Copy every line of the data exactly, leaving nothing out.

Supplied material ->
# # # #

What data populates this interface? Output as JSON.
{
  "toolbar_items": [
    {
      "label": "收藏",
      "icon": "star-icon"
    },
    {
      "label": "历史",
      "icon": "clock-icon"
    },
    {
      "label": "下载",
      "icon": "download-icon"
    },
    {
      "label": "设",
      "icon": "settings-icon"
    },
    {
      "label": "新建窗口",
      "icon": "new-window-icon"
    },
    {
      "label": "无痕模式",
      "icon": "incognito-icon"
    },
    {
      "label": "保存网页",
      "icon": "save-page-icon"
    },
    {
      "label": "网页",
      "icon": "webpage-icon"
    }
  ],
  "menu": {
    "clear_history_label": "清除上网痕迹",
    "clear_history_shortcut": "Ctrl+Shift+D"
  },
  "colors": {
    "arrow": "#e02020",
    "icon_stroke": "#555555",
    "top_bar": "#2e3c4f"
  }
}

# # # #

Finished exercise ->
What data populates this interface? Output as JSON.
{
  "toolbar_items": [
    {
      "label": "收藏",
      "icon": "star-icon"
    },
    {
      "label": "历史",
      "icon": "clock-icon"
    },
    {
      "label": "下载",
      "icon": "download-icon"
    },
    {
      "label": "设",
      "icon": "settings-icon"
    },
    {
      "label": "新建窗口",
      "icon": "new-window-icon"
    },
    {
      "label": "无痕模式",
      "icon": "incognito-icon"
    },
    {
      "label": "保存网页",
      "icon": "save-page-icon"
    },
    {
      "label": "网页",
      "icon": "webpage-icon"
    }
  ],
  "menu": {
    "clear_history_label": "清除上网痕迹",
    "clear_history_shortcut": "Ctrl+Shift+D"
  },
  "colors": {
    "arrow": "#e02020",
    "icon_stroke": "#555555",
    "top_bar": "#2e3c4f"
  }
}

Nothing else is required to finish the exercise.